> JOB
In your copy, reproduce the entries exactly as they are, minus the images.

########################################

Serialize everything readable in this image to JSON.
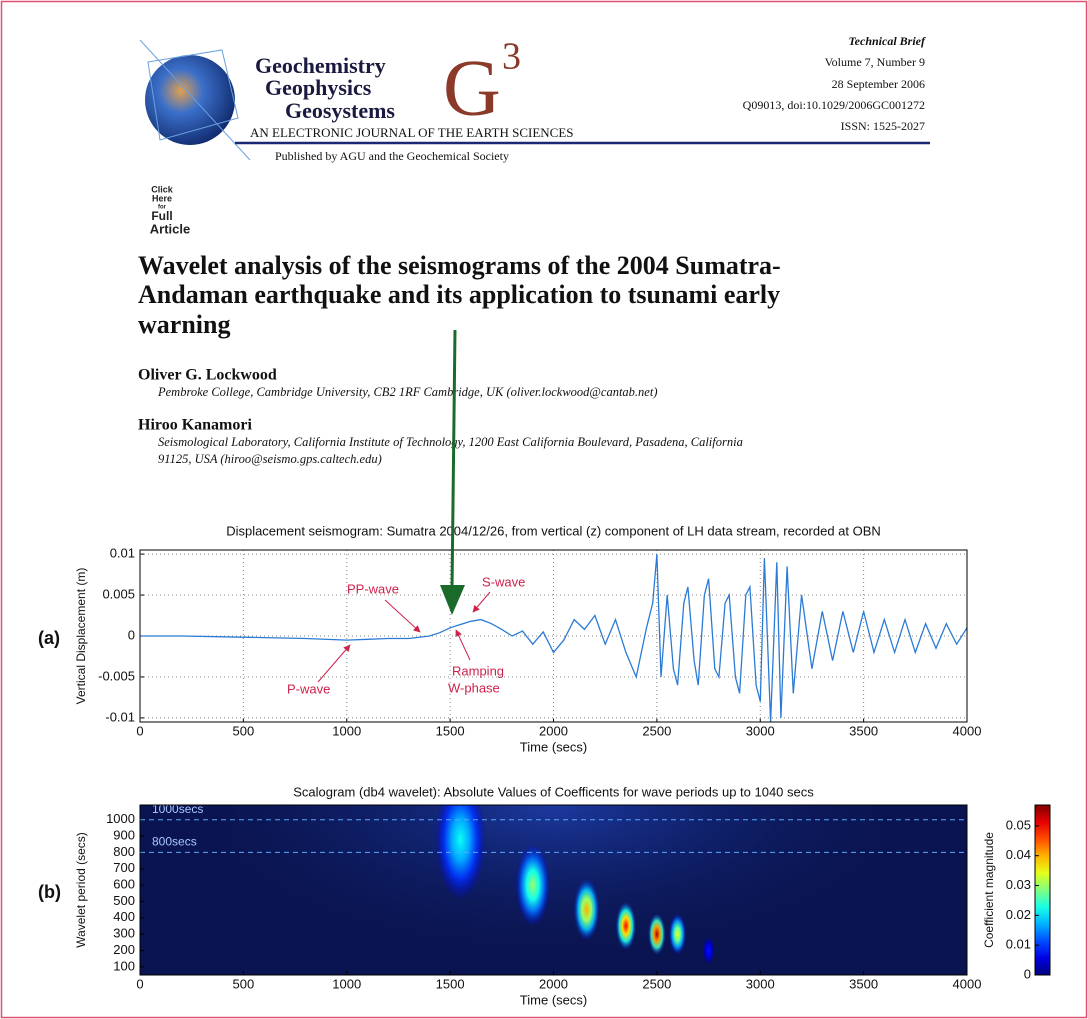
{
  "header": {
    "journal_lines": [
      "Geochemistry",
      "Geophysics",
      "Geosystems"
    ],
    "logo_letter": "G",
    "logo_superscript": "3",
    "subtitle": "AN ELECTRONIC JOURNAL OF THE EARTH SCIENCES",
    "publisher": "Published by AGU and the Geochemical Society",
    "info": [
      "Technical Brief",
      "Volume 7, Number 9",
      "28 September 2006",
      "Q09013, doi:10.1029/2006GC001272",
      "ISSN: 1525-2027"
    ]
  },
  "click_here": [
    "Click",
    "Here",
    "for",
    "Full",
    "Article"
  ],
  "title_lines": [
    "Wavelet analysis of the seismograms of the 2004 Sumatra-",
    "Andaman earthquake and its application to tsunami early",
    "warning"
  ],
  "authors": [
    {
      "name": "Oliver G. Lockwood",
      "affiliation": [
        "Pembroke College, Cambridge University, CB2 1RF Cambridge, UK (oliver.lockwood@cantab.net)"
      ]
    },
    {
      "name": "Hiroo Kanamori",
      "affiliation": [
        "Seismological Laboratory, California Institute of Technology, 1200 East California Boulevard, Pasadena, California",
        "91125, USA (hiroo@seismo.gps.caltech.edu)"
      ]
    }
  ],
  "chart_data": [
    {
      "type": "line",
      "panel_label": "(a)",
      "title": "Displacement seismogram: Sumatra 2004/12/26, from vertical (z) component of LH data stream, recorded at OBN",
      "x_label": "Time (secs)",
      "y_label": "Vertical Displacement (m)",
      "color": "#2b7bd6",
      "grid": true,
      "xlim": [
        0,
        4000
      ],
      "ylim": [
        -0.0105,
        0.0105
      ],
      "xticks": [
        0,
        500,
        1000,
        1500,
        2000,
        2500,
        3000,
        3500,
        4000
      ],
      "yticks": [
        0.01,
        0.005,
        0,
        -0.005,
        -0.01
      ],
      "annotations": [
        "PP-wave",
        "S-wave",
        "P-wave",
        "Ramping",
        "W-phase"
      ],
      "x": [
        0,
        200,
        400,
        600,
        800,
        1000,
        1100,
        1200,
        1300,
        1400,
        1450,
        1500,
        1550,
        1600,
        1650,
        1700,
        1750,
        1800,
        1850,
        1900,
        1950,
        2000,
        2050,
        2100,
        2150,
        2200,
        2250,
        2300,
        2350,
        2400,
        2450,
        2480,
        2500,
        2520,
        2550,
        2580,
        2600,
        2630,
        2650,
        2680,
        2700,
        2730,
        2750,
        2780,
        2800,
        2830,
        2850,
        2880,
        2900,
        2930,
        2950,
        2980,
        3000,
        3020,
        3050,
        3080,
        3100,
        3130,
        3160,
        3200,
        3250,
        3300,
        3350,
        3400,
        3450,
        3500,
        3550,
        3600,
        3650,
        3700,
        3750,
        3800,
        3850,
        3900,
        3950,
        4000
      ],
      "values": [
        0,
        0,
        -0.0001,
        -0.0002,
        -0.0003,
        -0.0005,
        -0.0004,
        -0.0003,
        -0.0003,
        0,
        0.0004,
        0.001,
        0.0014,
        0.0018,
        0.002,
        0.0015,
        0.0008,
        0,
        0.0006,
        -0.001,
        0.0005,
        -0.002,
        -0.0005,
        0.002,
        0.0008,
        0.0025,
        -0.001,
        0.002,
        -0.002,
        -0.005,
        0.001,
        0.004,
        0.01,
        -0.005,
        0.005,
        -0.004,
        -0.006,
        0.004,
        0.006,
        -0.003,
        -0.006,
        0.005,
        0.007,
        -0.004,
        -0.005,
        0.004,
        0.005,
        -0.005,
        -0.007,
        0.005,
        0.006,
        -0.006,
        -0.008,
        0.0095,
        -0.0105,
        0.009,
        -0.01,
        0.0085,
        -0.007,
        0.005,
        -0.004,
        0.003,
        -0.003,
        0.003,
        -0.002,
        0.003,
        -0.002,
        0.002,
        -0.002,
        0.002,
        -0.002,
        0.0015,
        -0.0015,
        0.0015,
        -0.001,
        0.001
      ]
    },
    {
      "type": "heatmap",
      "panel_label": "(b)",
      "title": "Scalogram (db4 wavelet): Absolute Values of Coefficents for wave periods up to 1040 secs",
      "x_label": "Time (secs)",
      "y_label": "Wavelet period (secs)",
      "xlim": [
        0,
        4000
      ],
      "ylim": [
        50,
        1090
      ],
      "xticks": [
        0,
        500,
        1000,
        1500,
        2000,
        2500,
        3000,
        3500,
        4000
      ],
      "yticks": [
        100,
        200,
        300,
        400,
        500,
        600,
        700,
        800,
        900,
        1000
      ],
      "reference_lines": [
        {
          "value": 1000,
          "label": "1000secs"
        },
        {
          "value": 800,
          "label": "800secs"
        }
      ],
      "x": [
        1550,
        1900,
        2160,
        2350,
        2500,
        2600,
        2750
      ],
      "y": [
        880,
        600,
        450,
        350,
        300,
        300,
        200
      ],
      "values": [
        0.022,
        0.03,
        0.04,
        0.05,
        0.055,
        0.035,
        0.008
      ],
      "clim": [
        0,
        0.057
      ],
      "cticks": [
        0,
        0.01,
        0.02,
        0.03,
        0.04,
        0.05
      ],
      "colorbar_label": "Coefficient magnitude"
    }
  ]
}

########################################

> IN RESPONSE
Serialize everything readable in this image to JSON.
{
  "header": {
    "journal_lines": [
      "Geochemistry",
      "Geophysics",
      "Geosystems"
    ],
    "logo_letter": "G",
    "logo_superscript": "3",
    "subtitle": "AN ELECTRONIC JOURNAL OF THE EARTH SCIENCES",
    "publisher": "Published by AGU and the Geochemical Society",
    "info": [
      "Technical Brief",
      "Volume 7, Number 9",
      "28 September 2006",
      "Q09013, doi:10.1029/2006GC001272",
      "ISSN: 1525-2027"
    ]
  },
  "click_here": [
    "Click",
    "Here",
    "for",
    "Full",
    "Article"
  ],
  "title_lines": [
    "Wavelet analysis of the seismograms of the 2004 Sumatra-",
    "Andaman earthquake and its application to tsunami early",
    "warning"
  ],
  "authors": [
    {
      "name": "Oliver G. Lockwood",
      "affiliation": [
        "Pembroke College, Cambridge University, CB2 1RF Cambridge, UK (oliver.lockwood@cantab.net)"
      ]
    },
    {
      "name": "Hiroo Kanamori",
      "affiliation": [
        "Seismological Laboratory, California Institute of Technology, 1200 East California Boulevard, Pasadena, California",
        "91125, USA (hiroo@seismo.gps.caltech.edu)"
      ]
    }
  ],
  "chart_data": [
    {
      "type": "line",
      "panel_label": "(a)",
      "title": "Displacement seismogram: Sumatra 2004/12/26, from vertical (z) component of LH data stream, recorded at OBN",
      "x_label": "Time (secs)",
      "y_label": "Vertical Displacement (m)",
      "color": "#2b7bd6",
      "grid": true,
      "xlim": [
        0,
        4000
      ],
      "ylim": [
        -0.0105,
        0.0105
      ],
      "xticks": [
        0,
        500,
        1000,
        1500,
        2000,
        2500,
        3000,
        3500,
        4000
      ],
      "yticks": [
        0.01,
        0.005,
        0,
        -0.005,
        -0.01
      ],
      "annotations": [
        "PP-wave",
        "S-wave",
        "P-wave",
        "Ramping",
        "W-phase"
      ],
      "x": [
        0,
        200,
        400,
        600,
        800,
        1000,
        1100,
        1200,
        1300,
        1400,
        1450,
        1500,
        1550,
        1600,
        1650,
        1700,
        1750,
        1800,
        1850,
        1900,
        1950,
        2000,
        2050,
        2100,
        2150,
        2200,
        2250,
        2300,
        2350,
        2400,
        2450,
        2480,
        2500,
        2520,
        2550,
        2580,
        2600,
        2630,
        2650,
        2680,
        2700,
        2730,
        2750,
        2780,
        2800,
        2830,
        2850,
        2880,
        2900,
        2930,
        2950,
        2980,
        3000,
        3020,
        3050,
        3080,
        3100,
        3130,
        3160,
        3200,
        3250,
        3300,
        3350,
        3400,
        3450,
        3500,
        3550,
        3600,
        3650,
        3700,
        3750,
        3800,
        3850,
        3900,
        3950,
        4000
      ],
      "values": [
        0,
        0,
        -0.0001,
        -0.0002,
        -0.0003,
        -0.0005,
        -0.0004,
        -0.0003,
        -0.0003,
        0,
        0.0004,
        0.001,
        0.0014,
        0.0018,
        0.002,
        0.0015,
        0.0008,
        0,
        0.0006,
        -0.001,
        0.0005,
        -0.002,
        -0.0005,
        0.002,
        0.0008,
        0.0025,
        -0.001,
        0.002,
        -0.002,
        -0.005,
        0.001,
        0.004,
        0.01,
        -0.005,
        0.005,
        -0.004,
        -0.006,
        0.004,
        0.006,
        -0.003,
        -0.006,
        0.005,
        0.007,
        -0.004,
        -0.005,
        0.004,
        0.005,
        -0.005,
        -0.007,
        0.005,
        0.006,
        -0.006,
        -0.008,
        0.0095,
        -0.0105,
        0.009,
        -0.01,
        0.0085,
        -0.007,
        0.005,
        -0.004,
        0.003,
        -0.003,
        0.003,
        -0.002,
        0.003,
        -0.002,
        0.002,
        -0.002,
        0.002,
        -0.002,
        0.0015,
        -0.0015,
        0.0015,
        -0.001,
        0.001
      ]
    },
    {
      "type": "heatmap",
      "panel_label": "(b)",
      "title": "Scalogram (db4 wavelet): Absolute Values of Coefficents for wave periods up to 1040 secs",
      "x_label": "Time (secs)",
      "y_label": "Wavelet period (secs)",
      "xlim": [
        0,
        4000
      ],
      "ylim": [
        50,
        1090
      ],
      "xticks": [
        0,
        500,
        1000,
        1500,
        2000,
        2500,
        3000,
        3500,
        4000
      ],
      "yticks": [
        100,
        200,
        300,
        400,
        500,
        600,
        700,
        800,
        900,
        1000
      ],
      "reference_lines": [
        {
          "value": 1000,
          "label": "1000secs"
        },
        {
          "value": 800,
          "label": "800secs"
        }
      ],
      "x": [
        1550,
        1900,
        2160,
        2350,
        2500,
        2600,
        2750
      ],
      "y": [
        880,
        600,
        450,
        350,
        300,
        300,
        200
      ],
      "values": [
        0.022,
        0.03,
        0.04,
        0.05,
        0.055,
        0.035,
        0.008
      ],
      "clim": [
        0,
        0.057
      ],
      "cticks": [
        0,
        0.01,
        0.02,
        0.03,
        0.04,
        0.05
      ],
      "colorbar_label": "Coefficient magnitude"
    }
  ]
}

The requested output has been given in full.